• **Your objective**: Take the material below and write it all out again exactly.

• **Raw records**:
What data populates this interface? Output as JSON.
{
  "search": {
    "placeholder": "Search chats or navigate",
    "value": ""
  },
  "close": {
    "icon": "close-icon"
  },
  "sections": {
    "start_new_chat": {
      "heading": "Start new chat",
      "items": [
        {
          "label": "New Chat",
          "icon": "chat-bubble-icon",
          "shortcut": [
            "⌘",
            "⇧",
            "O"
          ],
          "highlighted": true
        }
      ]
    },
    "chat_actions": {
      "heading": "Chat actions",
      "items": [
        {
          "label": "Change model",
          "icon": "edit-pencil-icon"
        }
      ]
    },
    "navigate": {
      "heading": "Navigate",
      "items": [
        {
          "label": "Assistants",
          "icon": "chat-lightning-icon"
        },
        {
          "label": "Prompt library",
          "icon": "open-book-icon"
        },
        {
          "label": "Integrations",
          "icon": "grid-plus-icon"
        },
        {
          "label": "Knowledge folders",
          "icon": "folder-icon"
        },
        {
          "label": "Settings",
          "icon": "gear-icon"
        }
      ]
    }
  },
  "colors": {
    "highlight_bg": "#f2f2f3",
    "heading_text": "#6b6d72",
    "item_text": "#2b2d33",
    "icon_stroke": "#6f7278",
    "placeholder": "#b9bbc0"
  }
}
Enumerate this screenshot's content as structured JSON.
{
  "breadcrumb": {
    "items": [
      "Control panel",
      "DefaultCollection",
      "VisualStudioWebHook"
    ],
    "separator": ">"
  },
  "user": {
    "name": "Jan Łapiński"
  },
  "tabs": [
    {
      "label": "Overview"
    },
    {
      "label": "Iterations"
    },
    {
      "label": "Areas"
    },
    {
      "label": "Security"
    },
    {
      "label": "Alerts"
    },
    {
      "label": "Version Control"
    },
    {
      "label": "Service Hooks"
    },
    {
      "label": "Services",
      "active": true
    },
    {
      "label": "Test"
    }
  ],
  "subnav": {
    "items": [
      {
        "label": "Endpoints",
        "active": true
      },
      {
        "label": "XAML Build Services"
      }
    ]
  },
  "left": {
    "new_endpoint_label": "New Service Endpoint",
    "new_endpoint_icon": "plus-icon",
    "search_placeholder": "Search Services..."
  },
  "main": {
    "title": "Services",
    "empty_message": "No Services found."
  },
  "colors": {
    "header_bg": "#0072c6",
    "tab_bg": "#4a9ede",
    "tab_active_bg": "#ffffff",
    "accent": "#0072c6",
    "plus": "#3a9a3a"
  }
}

• **Solution**:
What data populates this interface? Output as JSON.
{
  "search": {
    "placeholder": "Search chats or navigate",
    "value": ""
  },
  "close": {
    "icon": "close-icon"
  },
  "sections": {
    "start_new_chat": {
      "heading": "Start new chat",
      "items": [
        {
          "label": "New Chat",
          "icon": "chat-bubble-icon",
          "shortcut": [
            "⌘",
            "⇧",
            "O"
          ],
          "highlighted": true
        }
      ]
    },
    "chat_actions": {
      "heading": "Chat actions",
      "items": [
        {
          "label": "Change model",
          "icon": "edit-pencil-icon"
        }
      ]
    },
    "navigate": {
      "heading": "Navigate",
      "items": [
        {
          "label": "Assistants",
          "icon": "chat-lightning-icon"
        },
        {
          "label": "Prompt library",
          "icon": "open-book-icon"
        },
        {
          "label": "Integrations",
          "icon": "grid-plus-icon"
        },
        {
          "label": "Knowledge folders",
          "icon": "folder-icon"
        },
        {
          "label": "Settings",
          "icon": "gear-icon"
        }
      ]
    }
  },
  "colors": {
    "highlight_bg": "#f2f2f3",
    "heading_text": "#6b6d72",
    "item_text": "#2b2d33",
    "icon_stroke": "#6f7278",
    "placeholder": "#b9bbc0"
  }
}
Enumerate this screenshot's content as structured JSON.
{
  "breadcrumb": {
    "items": [
      "Control panel",
      "DefaultCollection",
      "VisualStudioWebHook"
    ],
    "separator": ">"
  },
  "user": {
    "name": "Jan Łapiński"
  },
  "tabs": [
    {
      "label": "Overview"
    },
    {
      "label": "Iterations"
    },
    {
      "label": "Areas"
    },
    {
      "label": "Security"
    },
    {
      "label": "Alerts"
    },
    {
      "label": "Version Control"
    },
    {
      "label": "Service Hooks"
    },
    {
      "label": "Services",
      "active": true
    },
    {
      "label": "Test"
    }
  ],
  "subnav": {
    "items": [
      {
        "label": "Endpoints",
        "active": true
      },
      {
        "label": "XAML Build Services"
      }
    ]
  },
  "left": {
    "new_endpoint_label": "New Service Endpoint",
    "new_endpoint_icon": "plus-icon",
    "search_placeholder": "Search Services..."
  },
  "main": {
    "title": "Services",
    "empty_message": "No Services found."
  },
  "colors": {
    "header_bg": "#0072c6",
    "tab_bg": "#4a9ede",
    "tab_active_bg": "#ffffff",
    "accent": "#0072c6",
    "plus": "#3a9a3a"
  }
}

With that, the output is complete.